* [Fragmento del texto]:
Aquella noche me acosté niño franquista y por la mañana me levanté adolescente demócrata y rebelde, sin llegar a airado. Efectivamente, el dinosaurio todavía estaba allí, pero por poco tiempo. Se fue por la Barranquilla o al Valle de los Caídos, le pusieron encima una piedra de mil quinientos kilos de granito y hasta hoy. Ni siquiera resucitó al tercer año como deseaban Vizcaíno Casas y los cien mil franquistas que perpetuaron la memoria del venerado dictador. Con emoción y lágrimas en los ojos o, sencillamente, por no perderse la cita con la historia, enormes colas de españoles desfilaron durante horas delante del Caudillo de cuerpo presente. Una España lloró a Franco, otra España brindó con champán por la muerte del caimán y la tercera España soñó con vivir en un país decente, con libertad sin ira, mientras quizá acariciaba el deseo de no tener que ir a Londres a abortar ni a Perpiñán a ver el culo de Marlon Brando y a Maria Schneider sin bragas. Yo era de la tercera España, pero yo en realidad no tenía ni idea de lo que era ni de lo que se me venía encima. A mis 14 años, con una infancia rural andaluza iluminada con un candil, bajo cuya luz titubeante aprendí a leer, creía que Franco era un hombre bueno, el mejor y más ejemplar de los españoles. En casa no se hablaba de política. Yo había tenido dos abuelos: uno falangista a carta cabal y el otro republicano sin aspavientos, esto lo supe después. Mis padres poco sabían de política, pero sufrieron desde niños la ofensiva de la peor España, la del señoritismo, esa fiesta perpetua tan andaluza. No es por hacer pornografía sentimental pero mi padre aprendió la a y la e y la i mientras guardaba los cerdos y un maestro de los de entonces, de los de la mucha hambre, le iba introduciendo en los secretos del alfabeto. Tenía cinco años y se levantaba a las seis de la mañana. A los cinco años, mi madre también hacía faenas varias, en un tiempo en que tenía un solo vestido. Un día se lo comió una cabra, en fin, menuda historia. Esa es una España, no sé si de las dos o de las veintidós, de los años de aquel Franco al que en el 1975 unos lloraban con sinceridad mientras otros, más listos y también más necesarios, se reprimían para no quedarse en el andén del futuro.

* [Datos aportados]:
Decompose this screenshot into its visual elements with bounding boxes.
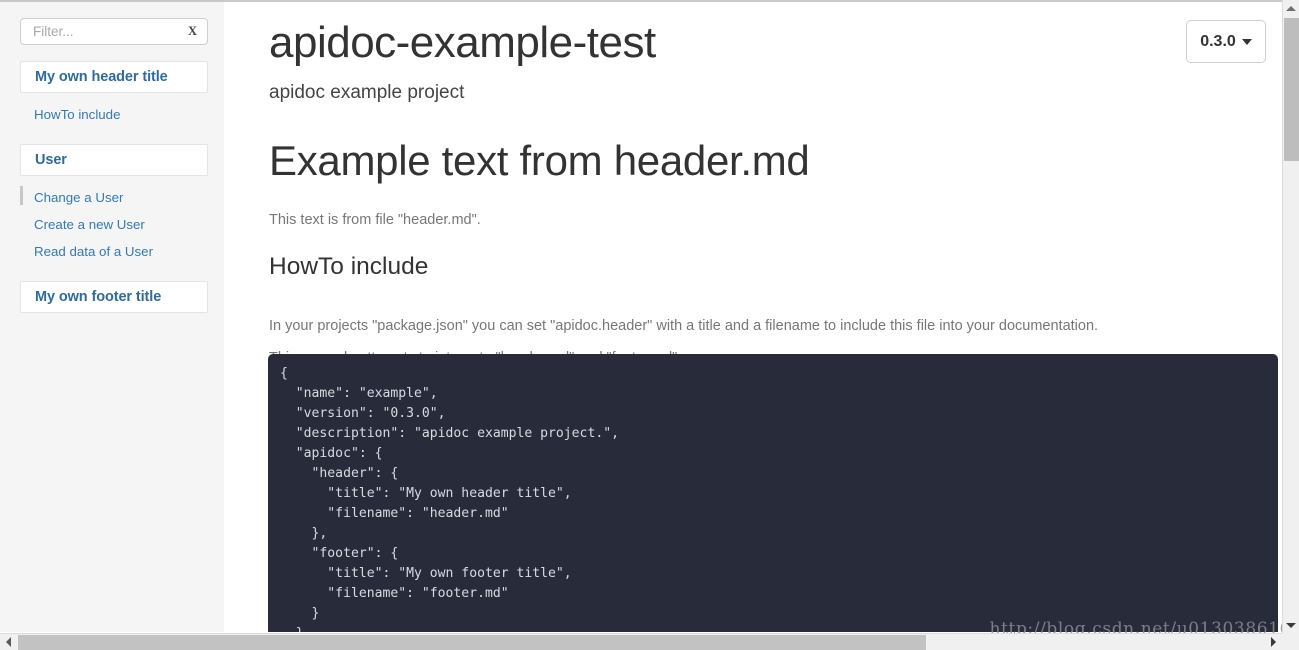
--
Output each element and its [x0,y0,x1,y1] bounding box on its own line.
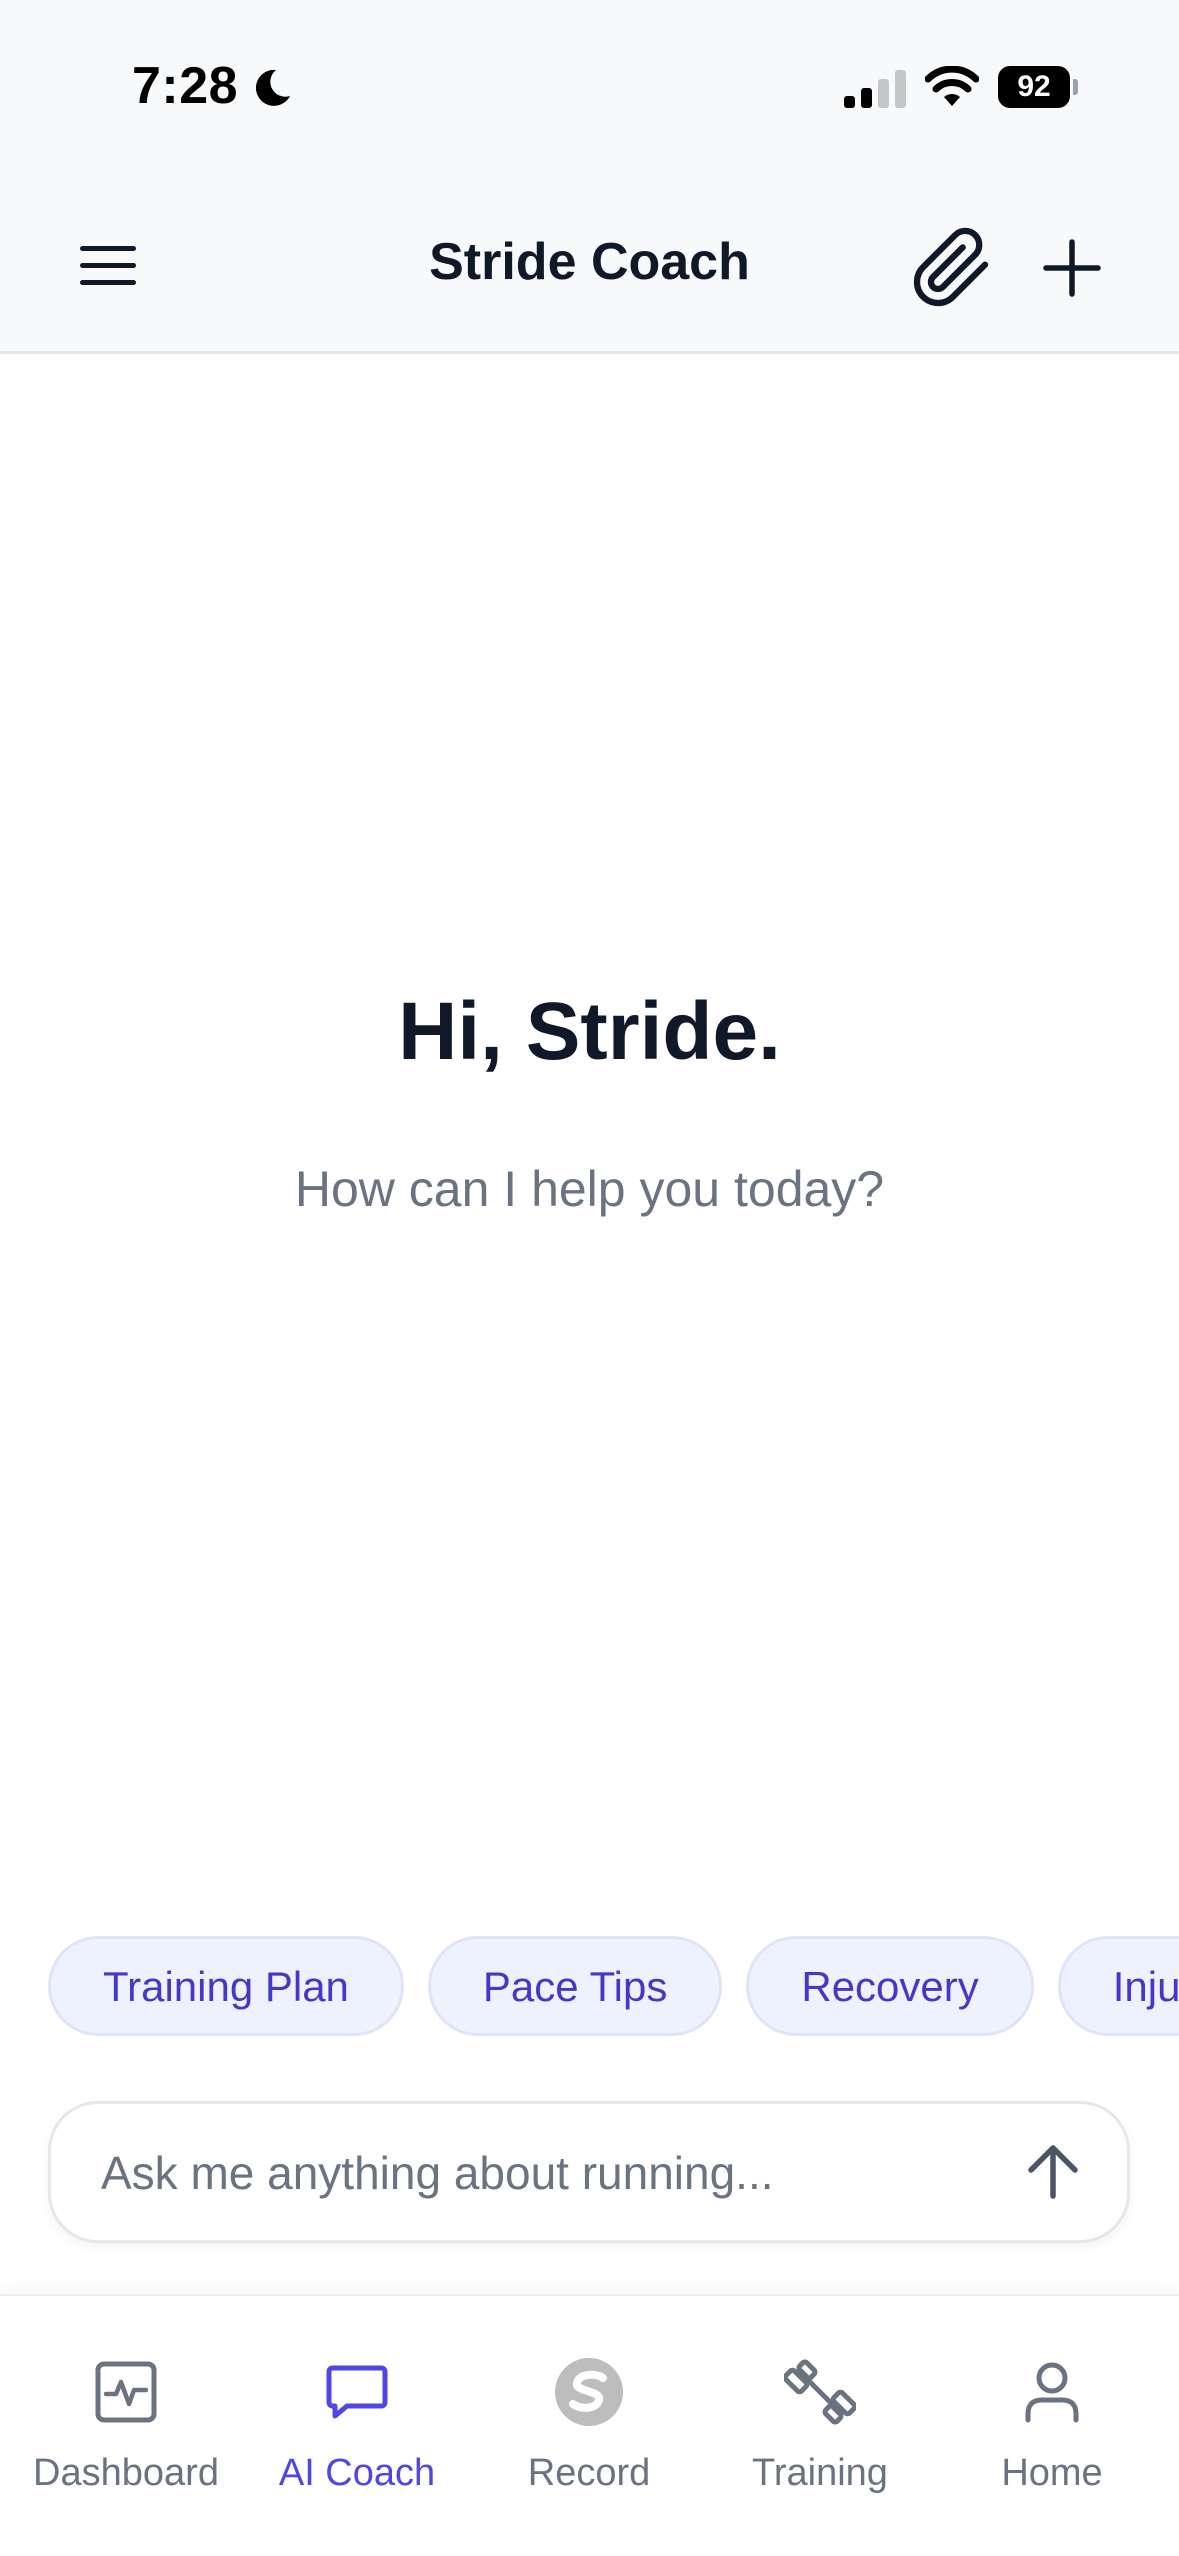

* [Tareas por hacer]:
a. Enumera a todas las personas que el fragmento sobre la muerte de Franco nombra por su nombre.
b. Reanuda el fragmento sobre la muerte de Franco justo después de su última frase.
El listado no hace falta para resolver nada.

* [Respuestas]:
a. Franco, Vizcaíno Casas, Marlon Brando y Maria Schneider.

b.
Yo tenía catorce años y un completo desconocimiento de las cosas de la vida pública, era un ejemplo acabado de aquello que con tanto afán cultivó el régimen: el apoliticismo, coronado con la genial frase cínica del propio Franco: «Haga usted como yo, no se meta en política». En septiembre había ingresado en el instituto de bachillerato Luis Barahona de Soto de Archidona, mi pueblo, como integrante de la promoción que estrenó el BUP. Cuando apenas dos meses después la radio y la televisión transmitían el lento apagarse de la vida de Franco, y en las casas y las calles se hablaba de la cuestión con más inquietud que esperanza, empezaba a hacerme cargo de que aquello iba a cambiar, quién sabía de qué manera. Me extrañaba que los compañeros del instituto, sobre todo los de cursos superiores, asistieran al desenlace de aquella obra con espíritu festivo, expresando la aversión hacia un personaje que en mi incultura, ya digo, creía modélico. Tardé muy poco en ponerme al tanto en la materia, de manera que al cabo de unas semanas era ya un sincero antifranquista. Eso sí, el día del entierro, en la solemnidad del hecho histórico, seguido a través de Radio Nacional, lloré sinceramente, lo que mi padre me ha recordado de vez en cuando como señalándome un pecadillo. En realidad, más que al pesar por el hombre muerto, que también, mi llanto, sereno, tenía más que ver con la pasión por el gran acontecimiento, que es un tic que no he perdido.

Era domingo y a las tres, Iñaki Gabilondo, entonces joven director de Radio Sevilla de la SER, leyó un folio o improvisó un comentario en el que aludía al importante momento histórico que se inauguraba en España. Y José María García, en Carrusel deportivo, expresó un pesar que en el recuerdo se me antoja sincero.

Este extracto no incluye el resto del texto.